Worse, if Myers is to be believed on this point, I have got to wonder how bad off we are as a society when people can’t walk into another person’s living space without getting the heebie-jeebies. Honestly, if people today freak as badly as Myers insists they do on crossing the threshold of another person’s house, call Malcolm Gladwell because we’re not only past the tipping point, we may as a society be on the way to the point of no return. If my house scares you, then you’re going to be petrified of my personality. So much for any kind of small group dynamic—please pass the Paxil.
On the first point concerning the one-third involvement, my own experience proves that this is a general number that does, indeed, hold up under scrutiny. Now I know I’m going to get people who write in and say, “Well, in my church, half the people are in small groups.” Great. You are the exception to the rule. But by and large, I’ve been around enough to believe Myers’s statistic is true when viewed on a macro scale.
More to the point, I believe that the one-third number wil increasingly shrink for several compelling reasons:
Bowling Alone Syndrome – The seminal book Bowling Alone: The Collapse and Revival of American Community by Robert Putnam has been quoted by every long-time leader I know, no matter what type of group they lead. Every last one laments the loss of community that once thrived in American culture as exemplified by our fraternal organizations. I don’t care what kind of public group we’re talking about—Kiwanis, Boy Scouts, Sierra Club, softball teams, card clubs, even churches—they’ve all seen the number of involved members drop precipitously. People just are not participating in face-to-face interpersonal groups like they once were. To many, the commitment asks too much. Couple this with the increasingly rootless nature of a society whose individuals spend less and less time in one place. These difficult realities pose enormous problems for churches, especially those that base their ministry model around small groups.

** OBJECTIVES **
A. In the passage on church small groups, which book by Robert Putnam does the author say every long-time leader he knows has quoted?
B. Write the next part of the passage on church small groups, picking up right after its final sentence.

** PROVIDED INFORMATION **
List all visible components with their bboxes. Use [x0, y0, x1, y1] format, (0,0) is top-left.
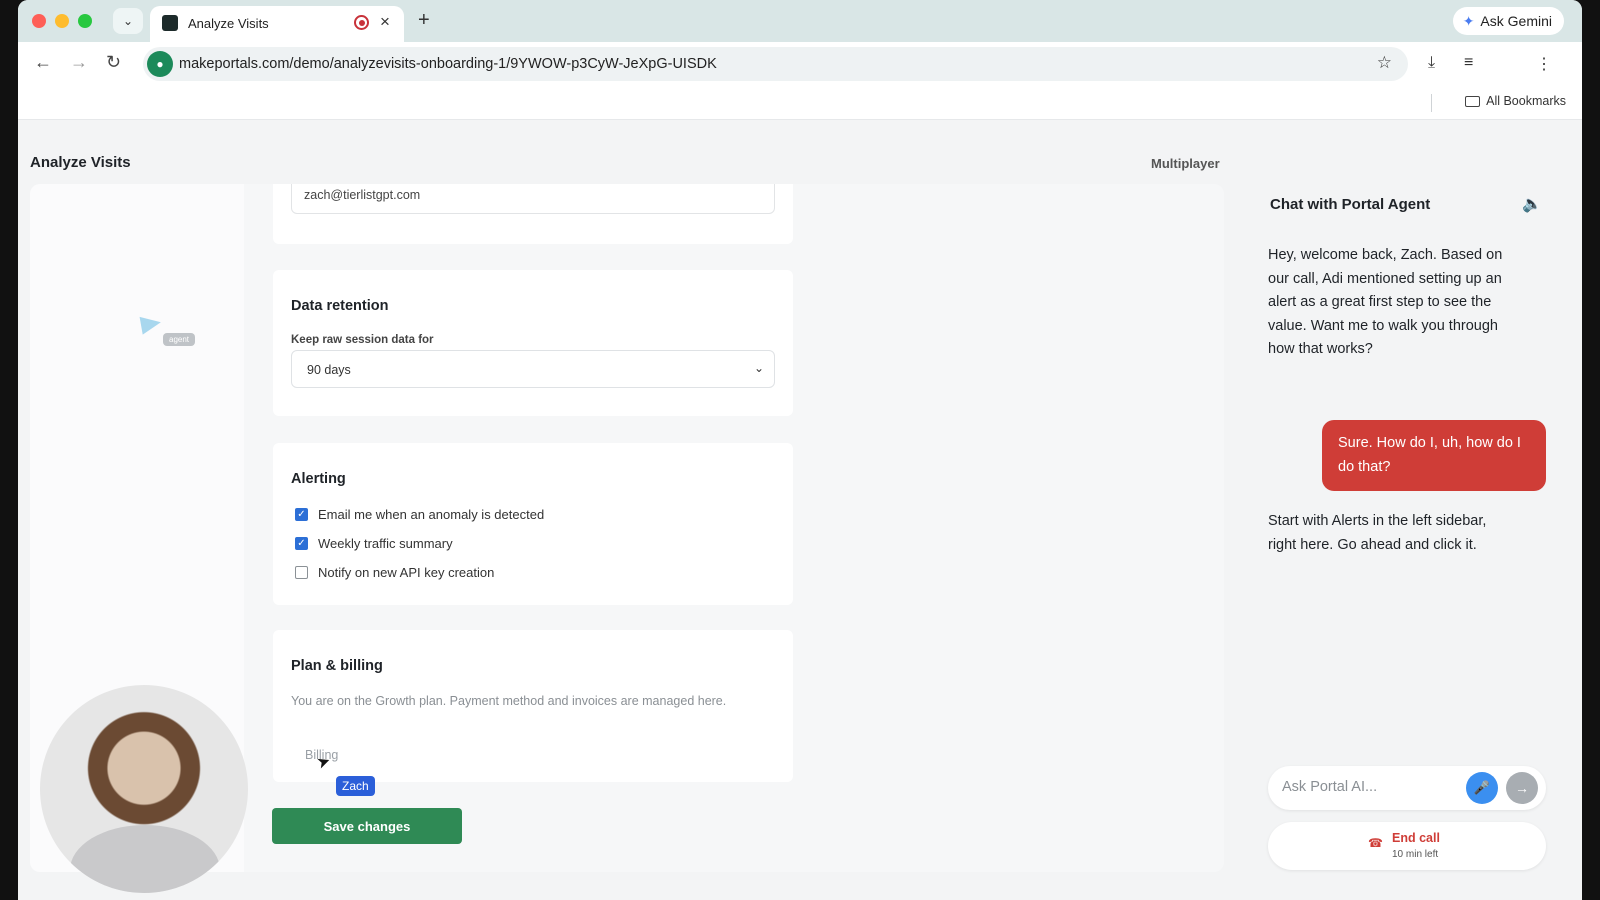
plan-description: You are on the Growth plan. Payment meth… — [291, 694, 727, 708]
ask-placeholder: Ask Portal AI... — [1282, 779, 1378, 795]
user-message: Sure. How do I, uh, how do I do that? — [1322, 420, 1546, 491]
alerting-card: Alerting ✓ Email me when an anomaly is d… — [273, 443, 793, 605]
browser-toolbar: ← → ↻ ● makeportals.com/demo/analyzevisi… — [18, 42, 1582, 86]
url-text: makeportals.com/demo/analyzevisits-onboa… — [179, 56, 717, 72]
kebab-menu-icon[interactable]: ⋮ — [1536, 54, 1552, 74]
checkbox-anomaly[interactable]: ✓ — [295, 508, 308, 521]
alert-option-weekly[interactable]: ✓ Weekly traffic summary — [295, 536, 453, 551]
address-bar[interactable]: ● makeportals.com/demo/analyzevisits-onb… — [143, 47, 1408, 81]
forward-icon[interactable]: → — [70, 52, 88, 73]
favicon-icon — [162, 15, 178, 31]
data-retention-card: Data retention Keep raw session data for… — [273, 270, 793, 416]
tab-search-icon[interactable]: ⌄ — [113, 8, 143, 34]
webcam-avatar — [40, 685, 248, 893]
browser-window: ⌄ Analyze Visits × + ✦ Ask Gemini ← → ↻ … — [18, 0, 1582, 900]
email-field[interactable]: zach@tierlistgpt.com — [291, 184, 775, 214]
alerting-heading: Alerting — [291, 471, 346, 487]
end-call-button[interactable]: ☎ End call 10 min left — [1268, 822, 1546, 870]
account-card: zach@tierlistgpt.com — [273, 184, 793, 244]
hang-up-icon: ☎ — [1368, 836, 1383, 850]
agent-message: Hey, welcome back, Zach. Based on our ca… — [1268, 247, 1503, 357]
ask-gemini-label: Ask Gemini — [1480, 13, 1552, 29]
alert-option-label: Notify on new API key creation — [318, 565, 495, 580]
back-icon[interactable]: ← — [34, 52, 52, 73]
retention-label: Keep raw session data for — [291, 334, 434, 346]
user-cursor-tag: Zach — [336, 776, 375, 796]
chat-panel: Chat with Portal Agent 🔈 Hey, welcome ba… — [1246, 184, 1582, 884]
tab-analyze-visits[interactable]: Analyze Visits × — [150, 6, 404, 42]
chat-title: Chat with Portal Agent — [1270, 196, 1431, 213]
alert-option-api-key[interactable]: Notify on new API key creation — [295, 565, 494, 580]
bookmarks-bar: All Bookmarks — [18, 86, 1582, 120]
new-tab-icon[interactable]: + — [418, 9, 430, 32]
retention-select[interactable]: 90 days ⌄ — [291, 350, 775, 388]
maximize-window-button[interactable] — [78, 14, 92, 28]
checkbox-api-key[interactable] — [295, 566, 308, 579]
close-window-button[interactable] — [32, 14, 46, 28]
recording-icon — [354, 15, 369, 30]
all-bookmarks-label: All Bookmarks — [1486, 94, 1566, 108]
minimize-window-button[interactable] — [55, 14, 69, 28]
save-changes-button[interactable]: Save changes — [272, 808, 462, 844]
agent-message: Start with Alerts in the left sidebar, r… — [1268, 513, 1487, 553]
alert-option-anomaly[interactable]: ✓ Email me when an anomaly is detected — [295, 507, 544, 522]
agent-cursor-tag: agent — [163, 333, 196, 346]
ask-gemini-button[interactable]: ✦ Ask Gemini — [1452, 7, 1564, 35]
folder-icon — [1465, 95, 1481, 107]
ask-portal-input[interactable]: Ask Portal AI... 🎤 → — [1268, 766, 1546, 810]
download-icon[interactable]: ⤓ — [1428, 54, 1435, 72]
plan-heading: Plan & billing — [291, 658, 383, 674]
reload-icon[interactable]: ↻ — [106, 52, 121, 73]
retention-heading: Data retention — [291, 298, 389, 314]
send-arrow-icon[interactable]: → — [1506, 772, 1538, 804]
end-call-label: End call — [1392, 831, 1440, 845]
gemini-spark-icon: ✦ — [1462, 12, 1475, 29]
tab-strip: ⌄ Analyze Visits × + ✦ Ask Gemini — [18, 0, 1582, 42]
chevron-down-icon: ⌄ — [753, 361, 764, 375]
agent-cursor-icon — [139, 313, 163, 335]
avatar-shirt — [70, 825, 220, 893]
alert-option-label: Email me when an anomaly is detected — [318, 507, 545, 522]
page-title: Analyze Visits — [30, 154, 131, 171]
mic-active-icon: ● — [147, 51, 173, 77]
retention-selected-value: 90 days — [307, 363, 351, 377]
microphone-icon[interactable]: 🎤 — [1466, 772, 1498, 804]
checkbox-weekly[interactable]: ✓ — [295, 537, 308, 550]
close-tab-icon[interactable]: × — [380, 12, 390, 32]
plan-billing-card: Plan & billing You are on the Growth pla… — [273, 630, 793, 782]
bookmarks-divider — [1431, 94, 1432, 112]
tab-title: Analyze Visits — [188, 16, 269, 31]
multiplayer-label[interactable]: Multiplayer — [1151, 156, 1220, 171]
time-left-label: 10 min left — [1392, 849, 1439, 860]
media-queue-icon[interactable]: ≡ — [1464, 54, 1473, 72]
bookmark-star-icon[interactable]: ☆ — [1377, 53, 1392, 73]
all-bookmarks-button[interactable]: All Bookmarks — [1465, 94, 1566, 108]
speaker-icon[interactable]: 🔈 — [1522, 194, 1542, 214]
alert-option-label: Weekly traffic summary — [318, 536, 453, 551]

** OUTPUTS **
A. Bowling Alone: The Collapse and Revival of American Community

B.
A lack of qualified small group leaders – Too many churches that expect their primary teaching and discipleship to occur in small groups pin their hopes on people who are increasingly less qualified to lead what they teach. In many cases, the leader of a small group is promoted out of another small group who may have had an inadequate leader. Law of diminishing effects anyone? As so many Evangelical churches have gone this route, is it any wonder that so many Evangelicals display ignorance of even the most basic biblical truths? And if the people lack knowledge, they perish, right? That’s not a formula for successfully perpetuating a thriving small group model.
The Hegelian Dialectic – I’ve talked about this many times here (see this post in particular), but the tendency toward thesis/antithesis/synthesis teaching in small groups undermines genuinely fruitful Bible study more than we care to admit. Unqualified teachers create some of that problem but so does the need not to make anyone feel uncomfortable should they hold an errant view on the topic being taught. I’ve long contended that small groups may do some things well, but, for most, teaching ain’t it.
Busyness – This comprises a part of the Bowling Alone Syndrome. Frankly, I find it amazing that any small group meets at all given how overly scheduled our lives are. To the people I talk with, it’s only getting worse. In the case of both small groups I’m a part of, year over year we’re seeing more scheduling issues. I can’t recall if our Vineyard group has met as an entire group so far this year. Due to the nature of our other small group, it’s never met with the same core people from one month to the next. That makes it hard to develop the momentum needed to keep growing in discipleship through the group.
Expectations – Here’s a loaded issue: group member expectations. I think more small groups burn out due to participants’ unmet expectations than for any other reason. I also think that this was less of an issue in the past because people then didn’t know what to expect of small groups, so their expectations were low. I will also contend that too many people today come to a group with a list of expectations an arm long because we’ve indoctrinated people into believing that the world exists to meet their needs. (In truth, the modern church’s constant catering to felt needs only exacerbates the issue.) That’s a huge problem to overcome because people will flee a small group the second it looks like it won’t meet their needs perfectly. They never find a home, instead flitting from one small group to the next. Worst of all, should the group cater to couples, if one of the spouses sours on the group because of unmet expectations, it puts the other spouse in a bind. You almost always wind up losing two people instead of just the discontented one.
All these issues combine to exert enormous pressure on small groups.
Resolving these issues requires smarter people than yours truly. Several of the problems exist at a societal level, requiring upheavals that too many church leaders are not willing to discuss. That timidity, though, is at the root of the failure.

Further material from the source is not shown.